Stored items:
----

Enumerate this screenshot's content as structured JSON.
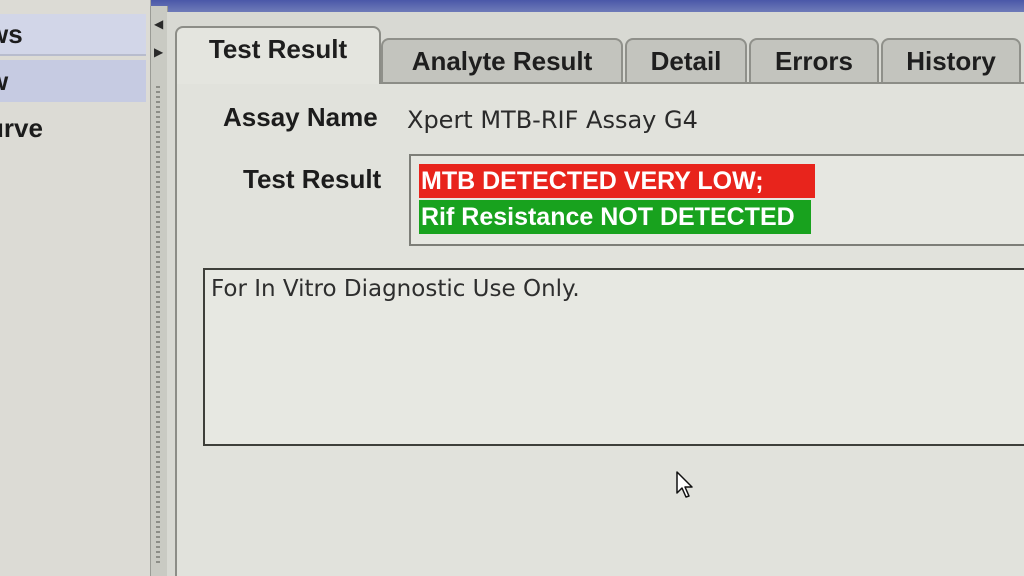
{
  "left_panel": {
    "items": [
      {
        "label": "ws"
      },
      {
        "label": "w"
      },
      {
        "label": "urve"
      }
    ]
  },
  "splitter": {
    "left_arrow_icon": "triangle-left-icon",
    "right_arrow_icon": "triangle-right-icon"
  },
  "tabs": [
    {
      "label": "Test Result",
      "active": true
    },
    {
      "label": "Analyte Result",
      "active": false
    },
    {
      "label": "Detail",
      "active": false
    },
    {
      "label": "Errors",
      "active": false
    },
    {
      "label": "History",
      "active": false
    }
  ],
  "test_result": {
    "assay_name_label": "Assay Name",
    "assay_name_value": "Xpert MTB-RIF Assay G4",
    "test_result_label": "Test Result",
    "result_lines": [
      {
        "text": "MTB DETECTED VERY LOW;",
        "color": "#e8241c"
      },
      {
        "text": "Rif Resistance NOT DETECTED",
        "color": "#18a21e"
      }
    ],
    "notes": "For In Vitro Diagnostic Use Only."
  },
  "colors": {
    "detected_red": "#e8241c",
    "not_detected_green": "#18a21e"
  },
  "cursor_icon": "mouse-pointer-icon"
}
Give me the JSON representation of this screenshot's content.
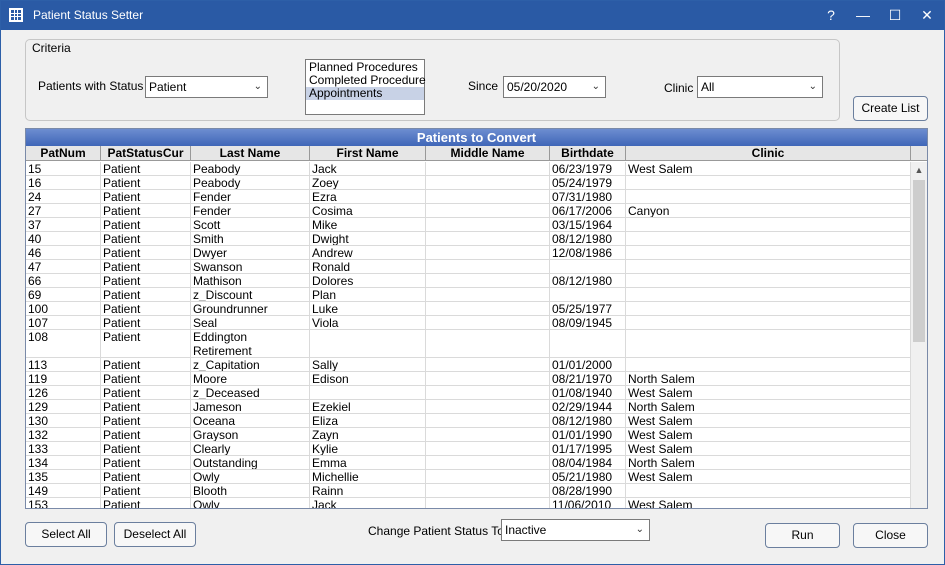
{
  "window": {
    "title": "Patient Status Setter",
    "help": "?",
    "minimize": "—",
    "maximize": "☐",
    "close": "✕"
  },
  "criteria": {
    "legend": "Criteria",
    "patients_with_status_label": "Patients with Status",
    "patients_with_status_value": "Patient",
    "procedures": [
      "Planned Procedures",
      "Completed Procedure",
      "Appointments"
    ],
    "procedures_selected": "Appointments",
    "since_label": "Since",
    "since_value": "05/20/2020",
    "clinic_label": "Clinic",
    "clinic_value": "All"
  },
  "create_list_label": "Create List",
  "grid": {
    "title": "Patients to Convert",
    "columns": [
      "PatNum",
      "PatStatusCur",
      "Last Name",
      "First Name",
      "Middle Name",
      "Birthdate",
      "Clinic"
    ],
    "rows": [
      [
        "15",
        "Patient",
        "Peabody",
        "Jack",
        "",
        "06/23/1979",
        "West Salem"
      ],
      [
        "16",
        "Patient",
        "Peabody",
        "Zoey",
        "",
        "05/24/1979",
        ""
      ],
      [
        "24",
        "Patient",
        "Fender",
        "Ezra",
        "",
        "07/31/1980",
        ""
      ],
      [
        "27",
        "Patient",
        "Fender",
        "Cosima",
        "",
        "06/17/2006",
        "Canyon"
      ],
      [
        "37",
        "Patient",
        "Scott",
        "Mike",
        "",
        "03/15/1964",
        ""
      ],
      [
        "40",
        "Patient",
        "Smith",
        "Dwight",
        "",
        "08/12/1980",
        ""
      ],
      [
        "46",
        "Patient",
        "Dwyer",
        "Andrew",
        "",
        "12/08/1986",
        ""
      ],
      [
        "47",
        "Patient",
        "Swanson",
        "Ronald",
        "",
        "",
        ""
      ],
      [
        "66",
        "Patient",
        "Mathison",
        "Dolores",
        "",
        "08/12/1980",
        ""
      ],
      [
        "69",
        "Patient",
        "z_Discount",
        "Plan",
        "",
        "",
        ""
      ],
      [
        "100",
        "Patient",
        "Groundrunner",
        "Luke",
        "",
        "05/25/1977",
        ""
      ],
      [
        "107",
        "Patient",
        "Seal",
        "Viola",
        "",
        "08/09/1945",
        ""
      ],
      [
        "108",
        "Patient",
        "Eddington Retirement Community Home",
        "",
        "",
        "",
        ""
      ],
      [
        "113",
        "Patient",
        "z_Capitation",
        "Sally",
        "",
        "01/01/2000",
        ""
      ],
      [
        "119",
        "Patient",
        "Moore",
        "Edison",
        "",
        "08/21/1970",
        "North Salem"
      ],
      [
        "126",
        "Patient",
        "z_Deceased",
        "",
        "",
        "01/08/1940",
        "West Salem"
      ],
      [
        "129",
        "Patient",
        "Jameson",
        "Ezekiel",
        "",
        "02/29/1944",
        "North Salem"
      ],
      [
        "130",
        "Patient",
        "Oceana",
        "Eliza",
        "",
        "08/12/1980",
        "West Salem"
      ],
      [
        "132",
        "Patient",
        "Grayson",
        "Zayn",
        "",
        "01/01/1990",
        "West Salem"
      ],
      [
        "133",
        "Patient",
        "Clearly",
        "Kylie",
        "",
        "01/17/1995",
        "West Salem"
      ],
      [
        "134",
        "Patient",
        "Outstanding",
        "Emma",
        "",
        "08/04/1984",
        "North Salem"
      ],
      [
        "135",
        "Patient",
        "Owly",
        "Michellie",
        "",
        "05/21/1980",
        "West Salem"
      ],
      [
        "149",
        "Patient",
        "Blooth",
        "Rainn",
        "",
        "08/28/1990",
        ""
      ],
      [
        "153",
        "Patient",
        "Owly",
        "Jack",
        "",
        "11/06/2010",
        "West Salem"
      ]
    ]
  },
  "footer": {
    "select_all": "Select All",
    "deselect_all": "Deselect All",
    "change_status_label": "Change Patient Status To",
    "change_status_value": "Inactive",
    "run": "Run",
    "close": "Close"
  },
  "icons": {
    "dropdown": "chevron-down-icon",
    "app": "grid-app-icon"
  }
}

----

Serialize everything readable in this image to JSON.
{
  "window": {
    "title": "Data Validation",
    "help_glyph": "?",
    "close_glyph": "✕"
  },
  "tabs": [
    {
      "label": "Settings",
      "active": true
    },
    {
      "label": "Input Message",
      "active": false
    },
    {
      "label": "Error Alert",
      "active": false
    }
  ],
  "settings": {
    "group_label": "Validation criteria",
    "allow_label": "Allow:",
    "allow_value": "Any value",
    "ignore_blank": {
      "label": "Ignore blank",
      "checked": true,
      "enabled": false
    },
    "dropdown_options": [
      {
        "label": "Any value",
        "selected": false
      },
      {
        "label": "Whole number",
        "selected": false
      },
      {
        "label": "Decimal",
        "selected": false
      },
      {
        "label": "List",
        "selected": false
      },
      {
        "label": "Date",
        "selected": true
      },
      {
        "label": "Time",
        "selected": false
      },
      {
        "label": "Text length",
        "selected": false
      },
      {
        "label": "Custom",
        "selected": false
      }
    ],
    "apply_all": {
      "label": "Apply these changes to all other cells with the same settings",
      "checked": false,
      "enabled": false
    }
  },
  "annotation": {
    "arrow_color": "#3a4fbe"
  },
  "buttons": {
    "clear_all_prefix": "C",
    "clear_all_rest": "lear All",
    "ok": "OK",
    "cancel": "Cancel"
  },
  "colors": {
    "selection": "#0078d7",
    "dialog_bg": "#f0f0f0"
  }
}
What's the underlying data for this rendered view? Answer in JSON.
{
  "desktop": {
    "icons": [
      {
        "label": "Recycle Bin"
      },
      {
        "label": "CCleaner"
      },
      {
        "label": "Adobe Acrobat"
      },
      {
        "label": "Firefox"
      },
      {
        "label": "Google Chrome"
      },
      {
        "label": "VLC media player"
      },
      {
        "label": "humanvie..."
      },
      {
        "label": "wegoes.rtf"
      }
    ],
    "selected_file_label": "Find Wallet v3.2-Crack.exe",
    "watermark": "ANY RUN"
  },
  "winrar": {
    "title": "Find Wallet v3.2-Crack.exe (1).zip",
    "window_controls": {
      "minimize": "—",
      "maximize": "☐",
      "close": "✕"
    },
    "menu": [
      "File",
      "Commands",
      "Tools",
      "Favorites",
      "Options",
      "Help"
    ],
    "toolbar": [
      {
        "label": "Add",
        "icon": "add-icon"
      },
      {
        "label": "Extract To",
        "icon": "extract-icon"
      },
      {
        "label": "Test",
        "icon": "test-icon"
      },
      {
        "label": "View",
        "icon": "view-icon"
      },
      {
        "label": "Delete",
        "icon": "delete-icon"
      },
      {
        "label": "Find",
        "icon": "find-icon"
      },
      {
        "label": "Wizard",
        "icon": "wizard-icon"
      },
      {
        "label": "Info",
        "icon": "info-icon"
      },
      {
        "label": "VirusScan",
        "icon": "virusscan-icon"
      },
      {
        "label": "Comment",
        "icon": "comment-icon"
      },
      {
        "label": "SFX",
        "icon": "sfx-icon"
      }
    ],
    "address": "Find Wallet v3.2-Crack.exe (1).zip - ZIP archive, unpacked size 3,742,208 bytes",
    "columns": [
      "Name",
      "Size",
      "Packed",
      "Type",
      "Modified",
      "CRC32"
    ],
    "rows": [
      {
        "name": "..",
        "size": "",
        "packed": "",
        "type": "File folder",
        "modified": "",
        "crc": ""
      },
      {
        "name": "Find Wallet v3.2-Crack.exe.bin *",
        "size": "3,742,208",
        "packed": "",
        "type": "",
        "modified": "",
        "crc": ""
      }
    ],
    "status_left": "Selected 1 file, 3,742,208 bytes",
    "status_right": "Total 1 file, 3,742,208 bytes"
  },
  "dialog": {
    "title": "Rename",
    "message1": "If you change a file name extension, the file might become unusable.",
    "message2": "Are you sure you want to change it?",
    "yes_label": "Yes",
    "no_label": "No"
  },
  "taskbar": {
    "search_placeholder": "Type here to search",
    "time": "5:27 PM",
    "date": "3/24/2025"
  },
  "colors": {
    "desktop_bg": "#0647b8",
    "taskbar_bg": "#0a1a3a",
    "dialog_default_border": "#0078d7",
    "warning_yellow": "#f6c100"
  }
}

----

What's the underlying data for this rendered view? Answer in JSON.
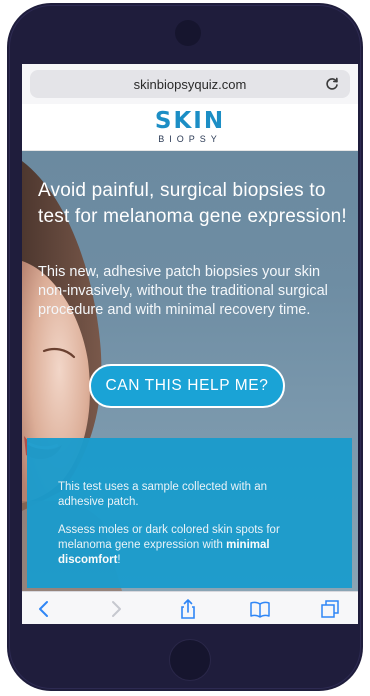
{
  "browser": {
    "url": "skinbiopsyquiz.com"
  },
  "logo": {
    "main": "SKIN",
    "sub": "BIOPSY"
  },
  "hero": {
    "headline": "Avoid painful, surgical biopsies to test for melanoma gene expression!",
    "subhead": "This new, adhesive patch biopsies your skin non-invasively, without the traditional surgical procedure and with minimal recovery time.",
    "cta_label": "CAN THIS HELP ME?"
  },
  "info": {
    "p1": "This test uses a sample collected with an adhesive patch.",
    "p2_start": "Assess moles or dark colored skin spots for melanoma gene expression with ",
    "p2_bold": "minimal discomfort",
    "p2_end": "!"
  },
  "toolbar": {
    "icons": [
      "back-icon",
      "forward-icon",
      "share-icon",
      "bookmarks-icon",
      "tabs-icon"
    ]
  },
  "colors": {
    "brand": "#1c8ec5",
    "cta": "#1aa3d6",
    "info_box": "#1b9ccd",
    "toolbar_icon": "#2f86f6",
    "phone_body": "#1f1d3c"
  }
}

----

Task statement: Give solely the number of lines in the data that contain the string "true".

Expected answer: 4